— BEGIN —
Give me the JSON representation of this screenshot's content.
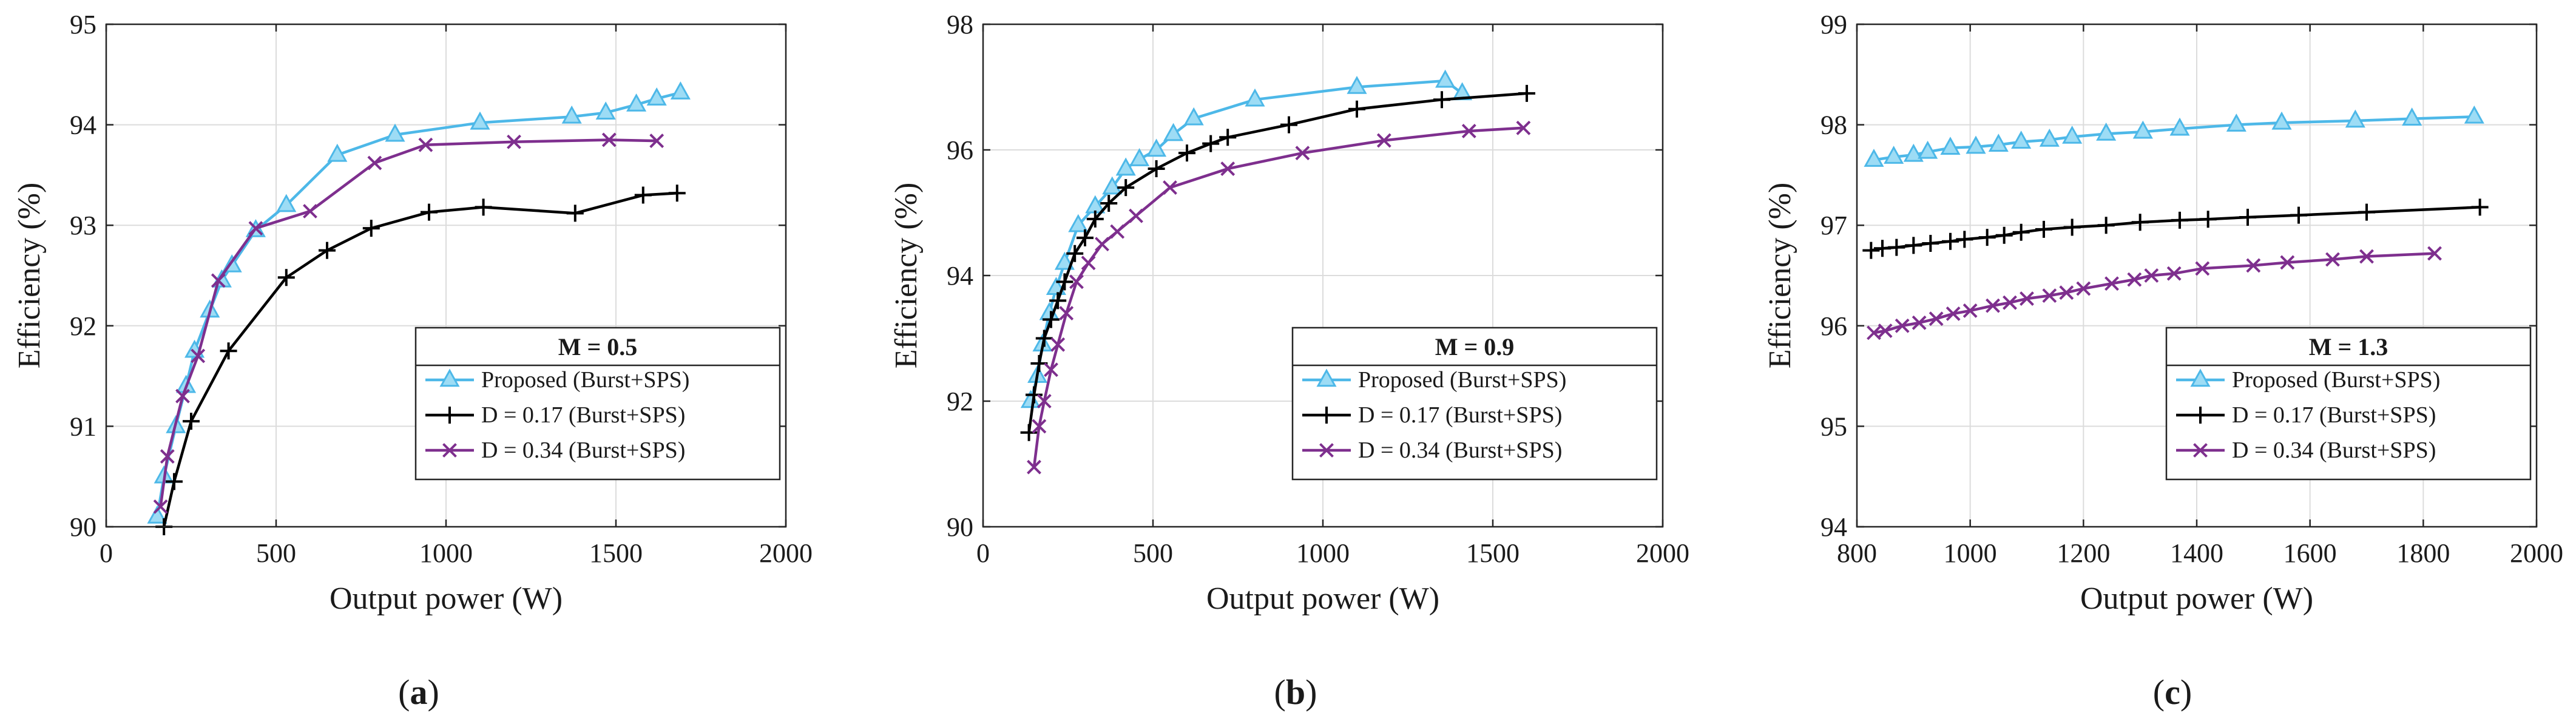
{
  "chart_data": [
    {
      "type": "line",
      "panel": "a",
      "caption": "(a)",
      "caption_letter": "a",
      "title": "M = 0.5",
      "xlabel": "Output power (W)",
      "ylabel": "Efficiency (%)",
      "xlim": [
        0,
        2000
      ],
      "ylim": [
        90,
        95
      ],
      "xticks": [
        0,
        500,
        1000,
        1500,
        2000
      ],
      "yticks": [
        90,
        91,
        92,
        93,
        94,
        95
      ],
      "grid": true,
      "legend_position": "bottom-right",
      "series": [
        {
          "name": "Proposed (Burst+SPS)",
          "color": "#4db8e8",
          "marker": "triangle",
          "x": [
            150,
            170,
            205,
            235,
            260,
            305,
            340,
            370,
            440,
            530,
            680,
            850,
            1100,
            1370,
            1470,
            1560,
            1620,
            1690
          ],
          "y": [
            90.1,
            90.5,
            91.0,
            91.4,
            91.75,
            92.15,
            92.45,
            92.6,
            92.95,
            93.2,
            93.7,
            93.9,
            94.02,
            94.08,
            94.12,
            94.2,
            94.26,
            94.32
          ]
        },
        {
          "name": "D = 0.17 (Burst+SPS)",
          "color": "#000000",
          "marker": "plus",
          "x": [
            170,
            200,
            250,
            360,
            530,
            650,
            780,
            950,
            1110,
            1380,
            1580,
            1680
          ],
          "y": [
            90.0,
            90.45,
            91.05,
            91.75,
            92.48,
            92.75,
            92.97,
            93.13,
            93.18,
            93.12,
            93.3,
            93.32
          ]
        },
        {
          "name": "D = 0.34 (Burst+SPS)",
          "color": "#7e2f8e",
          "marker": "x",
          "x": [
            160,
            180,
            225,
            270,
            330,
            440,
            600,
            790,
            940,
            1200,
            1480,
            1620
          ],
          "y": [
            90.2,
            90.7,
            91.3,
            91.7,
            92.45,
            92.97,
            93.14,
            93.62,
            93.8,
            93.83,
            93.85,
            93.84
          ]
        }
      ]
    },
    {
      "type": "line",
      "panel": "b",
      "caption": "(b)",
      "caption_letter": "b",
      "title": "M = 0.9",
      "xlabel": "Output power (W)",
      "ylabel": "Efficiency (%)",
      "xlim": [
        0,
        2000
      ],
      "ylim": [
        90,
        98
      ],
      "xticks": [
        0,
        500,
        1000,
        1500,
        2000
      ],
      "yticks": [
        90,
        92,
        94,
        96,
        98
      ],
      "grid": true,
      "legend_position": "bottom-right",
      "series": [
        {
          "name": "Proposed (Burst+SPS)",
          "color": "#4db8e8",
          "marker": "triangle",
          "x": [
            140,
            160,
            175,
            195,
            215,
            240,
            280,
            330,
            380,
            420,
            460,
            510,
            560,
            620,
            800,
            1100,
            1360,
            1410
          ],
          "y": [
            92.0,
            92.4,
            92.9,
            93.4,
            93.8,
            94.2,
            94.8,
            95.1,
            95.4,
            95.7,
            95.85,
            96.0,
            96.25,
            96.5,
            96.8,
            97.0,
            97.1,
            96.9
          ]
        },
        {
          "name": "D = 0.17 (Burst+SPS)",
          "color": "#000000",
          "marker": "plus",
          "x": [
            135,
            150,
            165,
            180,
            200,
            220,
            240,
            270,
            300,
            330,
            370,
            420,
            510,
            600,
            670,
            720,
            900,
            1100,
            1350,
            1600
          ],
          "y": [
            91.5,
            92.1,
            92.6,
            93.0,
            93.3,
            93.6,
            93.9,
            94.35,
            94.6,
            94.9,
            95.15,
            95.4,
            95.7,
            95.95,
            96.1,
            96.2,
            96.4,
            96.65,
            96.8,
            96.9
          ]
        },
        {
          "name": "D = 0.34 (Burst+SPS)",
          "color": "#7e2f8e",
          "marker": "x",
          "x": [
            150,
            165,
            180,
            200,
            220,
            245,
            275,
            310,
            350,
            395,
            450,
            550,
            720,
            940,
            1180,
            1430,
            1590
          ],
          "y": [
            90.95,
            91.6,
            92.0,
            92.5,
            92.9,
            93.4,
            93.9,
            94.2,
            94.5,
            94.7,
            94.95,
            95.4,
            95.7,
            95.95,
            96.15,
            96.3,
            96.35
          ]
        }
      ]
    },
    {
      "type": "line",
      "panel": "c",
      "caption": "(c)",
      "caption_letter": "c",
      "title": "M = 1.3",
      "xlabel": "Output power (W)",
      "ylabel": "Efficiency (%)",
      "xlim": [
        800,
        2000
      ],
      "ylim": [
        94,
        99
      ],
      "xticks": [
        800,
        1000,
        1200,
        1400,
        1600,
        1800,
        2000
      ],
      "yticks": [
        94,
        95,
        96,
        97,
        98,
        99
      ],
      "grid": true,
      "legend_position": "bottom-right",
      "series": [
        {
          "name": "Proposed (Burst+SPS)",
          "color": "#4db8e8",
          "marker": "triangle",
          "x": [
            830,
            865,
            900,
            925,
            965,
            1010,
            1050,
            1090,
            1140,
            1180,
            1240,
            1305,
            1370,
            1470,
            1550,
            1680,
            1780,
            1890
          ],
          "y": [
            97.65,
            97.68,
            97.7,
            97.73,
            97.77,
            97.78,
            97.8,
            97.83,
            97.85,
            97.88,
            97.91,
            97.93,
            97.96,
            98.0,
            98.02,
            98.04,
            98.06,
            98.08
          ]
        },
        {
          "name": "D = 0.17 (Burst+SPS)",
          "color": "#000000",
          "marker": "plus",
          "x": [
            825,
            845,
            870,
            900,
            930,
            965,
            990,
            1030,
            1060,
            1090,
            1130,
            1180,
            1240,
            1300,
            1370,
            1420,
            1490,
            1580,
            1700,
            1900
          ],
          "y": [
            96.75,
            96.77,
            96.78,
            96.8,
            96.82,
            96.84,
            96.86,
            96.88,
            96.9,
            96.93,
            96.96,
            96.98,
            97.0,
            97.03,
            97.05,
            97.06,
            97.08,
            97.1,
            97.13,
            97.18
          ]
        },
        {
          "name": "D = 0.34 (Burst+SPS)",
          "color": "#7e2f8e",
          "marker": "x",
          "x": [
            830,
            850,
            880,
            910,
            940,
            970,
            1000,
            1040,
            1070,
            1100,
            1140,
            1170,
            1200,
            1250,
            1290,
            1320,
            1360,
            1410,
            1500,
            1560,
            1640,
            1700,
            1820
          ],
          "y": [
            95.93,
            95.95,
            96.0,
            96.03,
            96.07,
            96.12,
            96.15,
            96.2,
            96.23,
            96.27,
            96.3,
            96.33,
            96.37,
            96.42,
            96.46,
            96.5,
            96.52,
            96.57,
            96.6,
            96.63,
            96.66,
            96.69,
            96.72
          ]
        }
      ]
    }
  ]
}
— END —
— BEGIN —
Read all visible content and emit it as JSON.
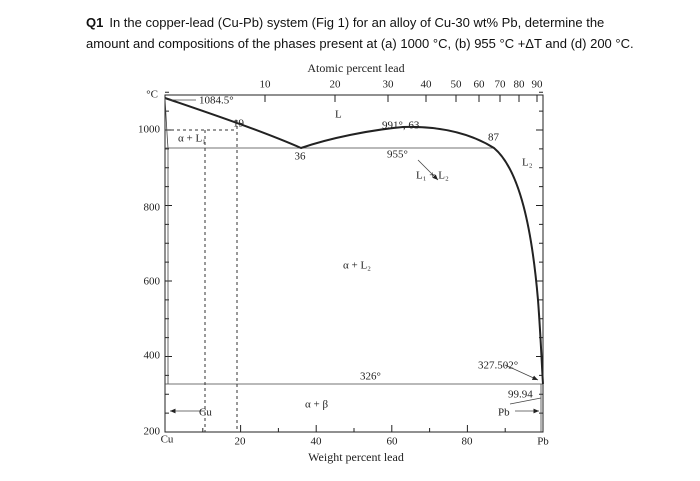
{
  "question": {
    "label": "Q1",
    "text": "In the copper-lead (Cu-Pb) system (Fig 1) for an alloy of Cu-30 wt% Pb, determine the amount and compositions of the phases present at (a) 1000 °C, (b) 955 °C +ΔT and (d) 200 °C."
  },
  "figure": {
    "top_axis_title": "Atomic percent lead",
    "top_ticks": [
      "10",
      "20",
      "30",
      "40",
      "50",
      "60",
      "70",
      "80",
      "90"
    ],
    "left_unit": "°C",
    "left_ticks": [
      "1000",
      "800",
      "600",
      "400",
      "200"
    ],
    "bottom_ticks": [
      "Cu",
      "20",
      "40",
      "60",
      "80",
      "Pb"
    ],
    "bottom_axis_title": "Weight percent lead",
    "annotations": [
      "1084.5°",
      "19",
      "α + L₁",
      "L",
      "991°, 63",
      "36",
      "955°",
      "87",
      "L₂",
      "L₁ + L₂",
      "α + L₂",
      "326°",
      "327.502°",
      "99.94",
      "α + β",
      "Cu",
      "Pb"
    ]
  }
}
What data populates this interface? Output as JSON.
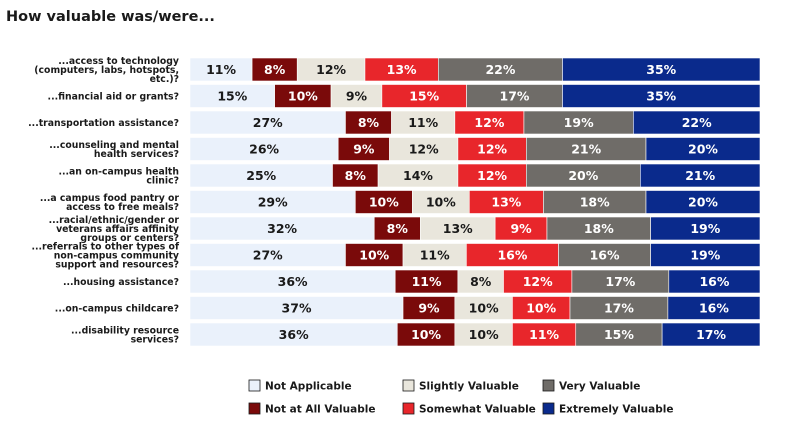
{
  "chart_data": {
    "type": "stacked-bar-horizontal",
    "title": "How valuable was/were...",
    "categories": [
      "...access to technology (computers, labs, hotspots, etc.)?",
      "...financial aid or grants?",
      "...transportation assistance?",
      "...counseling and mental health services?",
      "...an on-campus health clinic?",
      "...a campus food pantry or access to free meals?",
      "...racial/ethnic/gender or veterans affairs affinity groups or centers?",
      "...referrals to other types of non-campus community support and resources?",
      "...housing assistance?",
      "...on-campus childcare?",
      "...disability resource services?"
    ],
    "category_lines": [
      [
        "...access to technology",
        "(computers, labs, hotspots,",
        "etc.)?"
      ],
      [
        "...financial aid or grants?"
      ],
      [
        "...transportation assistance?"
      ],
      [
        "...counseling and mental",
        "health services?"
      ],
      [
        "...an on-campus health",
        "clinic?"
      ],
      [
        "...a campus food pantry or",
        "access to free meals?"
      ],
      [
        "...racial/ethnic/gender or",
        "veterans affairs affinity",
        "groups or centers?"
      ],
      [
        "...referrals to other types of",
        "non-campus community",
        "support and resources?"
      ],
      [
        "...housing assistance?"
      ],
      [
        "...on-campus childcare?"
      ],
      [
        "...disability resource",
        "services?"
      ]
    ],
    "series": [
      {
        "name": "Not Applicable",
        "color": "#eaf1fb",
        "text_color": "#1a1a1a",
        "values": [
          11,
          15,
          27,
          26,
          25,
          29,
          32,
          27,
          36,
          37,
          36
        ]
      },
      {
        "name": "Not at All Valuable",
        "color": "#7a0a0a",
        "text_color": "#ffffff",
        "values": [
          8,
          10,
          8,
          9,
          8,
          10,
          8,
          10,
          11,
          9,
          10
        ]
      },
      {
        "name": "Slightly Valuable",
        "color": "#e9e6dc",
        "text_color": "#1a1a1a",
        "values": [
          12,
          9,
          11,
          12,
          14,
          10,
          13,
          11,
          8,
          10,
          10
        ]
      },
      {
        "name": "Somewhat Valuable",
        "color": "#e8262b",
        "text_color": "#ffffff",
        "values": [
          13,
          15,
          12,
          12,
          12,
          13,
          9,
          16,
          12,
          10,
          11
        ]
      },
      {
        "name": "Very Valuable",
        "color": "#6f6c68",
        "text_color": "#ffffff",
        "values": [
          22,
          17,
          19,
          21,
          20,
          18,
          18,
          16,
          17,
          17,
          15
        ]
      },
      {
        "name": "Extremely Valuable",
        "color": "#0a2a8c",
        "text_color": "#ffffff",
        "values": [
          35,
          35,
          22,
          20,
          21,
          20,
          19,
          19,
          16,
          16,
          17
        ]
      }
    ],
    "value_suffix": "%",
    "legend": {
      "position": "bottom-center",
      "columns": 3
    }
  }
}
— END —
What is being asked: Copy every line from the entries that contains the word "veterans".

Output of the exercise:
      "...racial/ethnic/gender or veterans affairs affinity groups or centers?",
        "veterans affairs affinity",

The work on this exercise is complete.